#### WRITTEN REQUEST:
Give the number of lines in this listing that contain "Administrator", with no other words.
--*--
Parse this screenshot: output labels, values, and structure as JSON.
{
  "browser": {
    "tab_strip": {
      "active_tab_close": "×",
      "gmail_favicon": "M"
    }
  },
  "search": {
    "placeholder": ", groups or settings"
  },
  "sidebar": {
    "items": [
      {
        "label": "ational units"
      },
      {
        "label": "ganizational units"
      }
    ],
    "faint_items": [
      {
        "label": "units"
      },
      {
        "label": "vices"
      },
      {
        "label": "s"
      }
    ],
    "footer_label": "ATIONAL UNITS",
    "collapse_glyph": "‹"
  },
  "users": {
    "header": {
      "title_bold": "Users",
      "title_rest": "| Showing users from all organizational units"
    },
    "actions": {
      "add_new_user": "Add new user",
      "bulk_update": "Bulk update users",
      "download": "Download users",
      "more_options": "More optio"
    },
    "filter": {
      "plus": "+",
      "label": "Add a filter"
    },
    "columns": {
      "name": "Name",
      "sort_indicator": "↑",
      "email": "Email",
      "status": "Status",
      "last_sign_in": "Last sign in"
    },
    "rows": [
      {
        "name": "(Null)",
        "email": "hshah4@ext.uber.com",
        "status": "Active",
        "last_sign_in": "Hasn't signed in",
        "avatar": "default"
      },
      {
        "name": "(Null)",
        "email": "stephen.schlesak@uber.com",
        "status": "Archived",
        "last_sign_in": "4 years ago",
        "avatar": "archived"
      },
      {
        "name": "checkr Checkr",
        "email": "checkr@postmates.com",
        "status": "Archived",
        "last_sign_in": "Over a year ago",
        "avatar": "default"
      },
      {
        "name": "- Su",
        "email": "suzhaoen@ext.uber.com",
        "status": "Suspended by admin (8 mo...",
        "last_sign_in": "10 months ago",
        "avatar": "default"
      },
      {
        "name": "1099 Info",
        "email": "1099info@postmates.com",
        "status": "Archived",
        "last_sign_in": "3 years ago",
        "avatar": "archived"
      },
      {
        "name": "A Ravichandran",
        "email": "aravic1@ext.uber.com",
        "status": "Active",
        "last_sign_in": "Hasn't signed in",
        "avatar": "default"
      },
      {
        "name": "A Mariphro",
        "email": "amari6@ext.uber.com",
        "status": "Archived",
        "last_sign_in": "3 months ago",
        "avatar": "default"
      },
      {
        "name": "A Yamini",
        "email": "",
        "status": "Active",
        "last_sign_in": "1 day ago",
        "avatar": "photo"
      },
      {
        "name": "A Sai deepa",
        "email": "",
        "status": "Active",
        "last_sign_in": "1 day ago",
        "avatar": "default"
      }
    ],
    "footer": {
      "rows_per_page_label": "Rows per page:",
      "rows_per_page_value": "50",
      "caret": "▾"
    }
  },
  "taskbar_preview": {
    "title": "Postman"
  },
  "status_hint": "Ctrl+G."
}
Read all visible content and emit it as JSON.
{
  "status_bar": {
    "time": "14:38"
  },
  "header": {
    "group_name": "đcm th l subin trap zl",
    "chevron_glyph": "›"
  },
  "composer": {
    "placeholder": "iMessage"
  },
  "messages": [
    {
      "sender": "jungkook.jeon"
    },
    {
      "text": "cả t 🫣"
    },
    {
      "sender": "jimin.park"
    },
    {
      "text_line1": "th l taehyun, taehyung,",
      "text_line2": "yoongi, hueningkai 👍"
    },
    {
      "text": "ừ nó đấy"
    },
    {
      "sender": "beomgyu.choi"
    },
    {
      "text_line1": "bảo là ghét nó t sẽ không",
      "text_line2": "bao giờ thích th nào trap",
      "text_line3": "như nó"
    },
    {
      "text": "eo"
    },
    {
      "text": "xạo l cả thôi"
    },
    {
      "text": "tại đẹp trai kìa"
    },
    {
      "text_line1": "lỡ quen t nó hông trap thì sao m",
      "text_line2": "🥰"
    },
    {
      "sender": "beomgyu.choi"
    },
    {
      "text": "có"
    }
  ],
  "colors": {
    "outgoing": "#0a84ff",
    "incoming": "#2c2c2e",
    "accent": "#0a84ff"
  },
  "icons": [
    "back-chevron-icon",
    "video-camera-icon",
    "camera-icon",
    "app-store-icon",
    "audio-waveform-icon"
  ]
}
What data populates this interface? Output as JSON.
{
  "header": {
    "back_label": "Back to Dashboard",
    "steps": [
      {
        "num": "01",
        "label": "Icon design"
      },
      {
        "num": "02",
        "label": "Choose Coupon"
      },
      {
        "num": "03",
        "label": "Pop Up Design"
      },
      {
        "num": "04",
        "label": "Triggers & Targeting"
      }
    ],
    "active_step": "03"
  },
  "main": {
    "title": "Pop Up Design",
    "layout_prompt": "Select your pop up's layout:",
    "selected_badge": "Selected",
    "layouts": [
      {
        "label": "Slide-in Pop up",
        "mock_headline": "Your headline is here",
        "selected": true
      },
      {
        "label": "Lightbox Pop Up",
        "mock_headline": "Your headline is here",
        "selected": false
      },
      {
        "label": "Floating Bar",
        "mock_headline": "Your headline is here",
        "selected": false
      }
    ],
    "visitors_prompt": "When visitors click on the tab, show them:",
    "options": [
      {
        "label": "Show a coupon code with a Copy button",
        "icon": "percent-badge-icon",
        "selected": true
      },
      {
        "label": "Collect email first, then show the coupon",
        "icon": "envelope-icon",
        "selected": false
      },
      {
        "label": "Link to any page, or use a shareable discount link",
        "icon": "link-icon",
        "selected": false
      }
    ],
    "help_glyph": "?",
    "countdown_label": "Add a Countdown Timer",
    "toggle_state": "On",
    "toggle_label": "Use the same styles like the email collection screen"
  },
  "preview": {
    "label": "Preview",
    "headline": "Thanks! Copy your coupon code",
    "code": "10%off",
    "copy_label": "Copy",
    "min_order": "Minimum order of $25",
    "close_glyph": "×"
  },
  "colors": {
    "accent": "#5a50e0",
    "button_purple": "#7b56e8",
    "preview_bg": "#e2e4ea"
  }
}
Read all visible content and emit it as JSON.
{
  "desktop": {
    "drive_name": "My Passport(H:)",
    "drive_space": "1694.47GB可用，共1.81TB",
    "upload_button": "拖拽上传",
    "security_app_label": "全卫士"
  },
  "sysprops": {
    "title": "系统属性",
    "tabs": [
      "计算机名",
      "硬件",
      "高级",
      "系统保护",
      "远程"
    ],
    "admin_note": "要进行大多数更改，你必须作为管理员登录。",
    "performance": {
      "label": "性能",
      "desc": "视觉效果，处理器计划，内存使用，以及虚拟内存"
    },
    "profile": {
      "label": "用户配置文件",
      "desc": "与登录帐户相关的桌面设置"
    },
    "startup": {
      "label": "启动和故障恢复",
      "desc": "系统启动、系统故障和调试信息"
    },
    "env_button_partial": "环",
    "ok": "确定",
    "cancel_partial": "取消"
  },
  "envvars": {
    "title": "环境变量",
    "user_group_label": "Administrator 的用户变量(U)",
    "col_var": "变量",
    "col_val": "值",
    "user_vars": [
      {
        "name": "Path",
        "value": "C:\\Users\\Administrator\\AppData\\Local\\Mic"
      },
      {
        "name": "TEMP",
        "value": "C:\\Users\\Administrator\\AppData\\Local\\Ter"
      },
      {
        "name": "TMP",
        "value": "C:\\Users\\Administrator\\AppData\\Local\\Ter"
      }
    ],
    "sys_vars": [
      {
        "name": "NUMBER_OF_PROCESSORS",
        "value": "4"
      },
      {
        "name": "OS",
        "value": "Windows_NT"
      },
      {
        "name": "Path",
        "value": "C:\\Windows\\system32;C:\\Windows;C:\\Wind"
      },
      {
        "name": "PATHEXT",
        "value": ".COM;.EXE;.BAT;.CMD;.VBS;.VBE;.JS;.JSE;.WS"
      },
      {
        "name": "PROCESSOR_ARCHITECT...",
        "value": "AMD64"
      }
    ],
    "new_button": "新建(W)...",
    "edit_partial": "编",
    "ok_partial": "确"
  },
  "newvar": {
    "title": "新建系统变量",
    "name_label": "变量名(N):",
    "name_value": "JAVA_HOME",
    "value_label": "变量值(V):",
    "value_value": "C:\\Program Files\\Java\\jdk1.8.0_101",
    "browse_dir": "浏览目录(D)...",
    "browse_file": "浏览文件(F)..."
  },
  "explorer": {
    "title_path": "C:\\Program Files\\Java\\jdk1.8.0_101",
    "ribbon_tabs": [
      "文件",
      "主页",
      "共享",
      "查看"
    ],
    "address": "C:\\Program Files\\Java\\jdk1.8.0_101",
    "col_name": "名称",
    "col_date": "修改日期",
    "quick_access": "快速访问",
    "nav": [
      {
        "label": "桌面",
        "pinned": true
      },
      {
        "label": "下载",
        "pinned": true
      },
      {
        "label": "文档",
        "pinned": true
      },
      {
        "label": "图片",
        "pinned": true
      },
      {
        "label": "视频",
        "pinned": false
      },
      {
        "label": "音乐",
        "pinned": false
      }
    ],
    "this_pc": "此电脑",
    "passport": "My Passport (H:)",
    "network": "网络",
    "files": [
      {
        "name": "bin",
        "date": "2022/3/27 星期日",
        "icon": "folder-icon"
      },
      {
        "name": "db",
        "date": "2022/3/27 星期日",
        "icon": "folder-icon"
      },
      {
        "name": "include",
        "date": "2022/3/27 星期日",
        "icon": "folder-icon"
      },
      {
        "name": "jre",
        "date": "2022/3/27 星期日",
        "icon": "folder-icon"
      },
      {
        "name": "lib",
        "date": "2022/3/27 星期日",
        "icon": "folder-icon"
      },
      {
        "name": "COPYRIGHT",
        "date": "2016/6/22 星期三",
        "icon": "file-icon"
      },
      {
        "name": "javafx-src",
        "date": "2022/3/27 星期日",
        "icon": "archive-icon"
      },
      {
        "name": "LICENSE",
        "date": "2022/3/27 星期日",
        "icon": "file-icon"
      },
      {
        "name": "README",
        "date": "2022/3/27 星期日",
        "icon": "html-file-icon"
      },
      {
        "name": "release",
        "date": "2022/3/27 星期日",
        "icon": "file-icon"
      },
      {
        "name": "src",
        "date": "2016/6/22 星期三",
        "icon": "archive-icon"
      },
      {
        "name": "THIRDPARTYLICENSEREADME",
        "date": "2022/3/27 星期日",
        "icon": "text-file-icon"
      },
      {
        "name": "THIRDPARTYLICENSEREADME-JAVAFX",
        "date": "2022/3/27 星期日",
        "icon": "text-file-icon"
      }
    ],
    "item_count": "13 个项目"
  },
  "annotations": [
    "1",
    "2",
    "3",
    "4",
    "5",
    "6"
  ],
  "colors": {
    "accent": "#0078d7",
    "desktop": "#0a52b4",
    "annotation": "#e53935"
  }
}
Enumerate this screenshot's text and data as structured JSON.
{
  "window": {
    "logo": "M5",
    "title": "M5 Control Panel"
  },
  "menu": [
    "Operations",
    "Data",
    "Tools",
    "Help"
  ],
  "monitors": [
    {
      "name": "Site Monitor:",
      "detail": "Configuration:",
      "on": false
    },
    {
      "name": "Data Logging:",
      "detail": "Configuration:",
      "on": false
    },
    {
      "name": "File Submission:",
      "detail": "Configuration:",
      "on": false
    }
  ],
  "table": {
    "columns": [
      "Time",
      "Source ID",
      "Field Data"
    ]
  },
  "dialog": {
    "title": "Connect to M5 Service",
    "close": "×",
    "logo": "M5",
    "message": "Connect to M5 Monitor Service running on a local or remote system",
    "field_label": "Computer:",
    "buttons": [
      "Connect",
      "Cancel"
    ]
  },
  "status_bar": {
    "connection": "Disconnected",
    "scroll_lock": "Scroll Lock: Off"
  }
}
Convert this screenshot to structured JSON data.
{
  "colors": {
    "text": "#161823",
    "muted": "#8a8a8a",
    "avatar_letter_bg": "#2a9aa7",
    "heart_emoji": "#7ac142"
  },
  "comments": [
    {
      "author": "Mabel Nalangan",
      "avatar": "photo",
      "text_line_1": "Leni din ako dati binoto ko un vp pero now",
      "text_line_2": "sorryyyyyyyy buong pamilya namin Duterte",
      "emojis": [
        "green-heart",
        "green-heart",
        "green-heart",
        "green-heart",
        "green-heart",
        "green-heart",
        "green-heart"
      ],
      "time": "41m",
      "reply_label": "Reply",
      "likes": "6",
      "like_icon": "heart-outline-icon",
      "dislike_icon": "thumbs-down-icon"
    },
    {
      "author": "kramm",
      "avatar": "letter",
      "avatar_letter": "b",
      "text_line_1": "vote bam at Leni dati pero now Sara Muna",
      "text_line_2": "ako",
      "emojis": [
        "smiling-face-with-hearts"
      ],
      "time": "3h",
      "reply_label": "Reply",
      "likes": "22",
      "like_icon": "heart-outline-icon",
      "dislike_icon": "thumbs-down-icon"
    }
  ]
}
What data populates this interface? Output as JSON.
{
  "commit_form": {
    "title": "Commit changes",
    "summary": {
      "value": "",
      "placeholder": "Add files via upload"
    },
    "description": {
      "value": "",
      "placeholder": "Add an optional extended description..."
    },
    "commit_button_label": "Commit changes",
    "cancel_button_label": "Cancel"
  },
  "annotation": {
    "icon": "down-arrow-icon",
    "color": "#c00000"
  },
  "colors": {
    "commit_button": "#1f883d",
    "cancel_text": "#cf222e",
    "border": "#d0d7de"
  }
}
--*--
#### PROBLEM SOLUTION:
4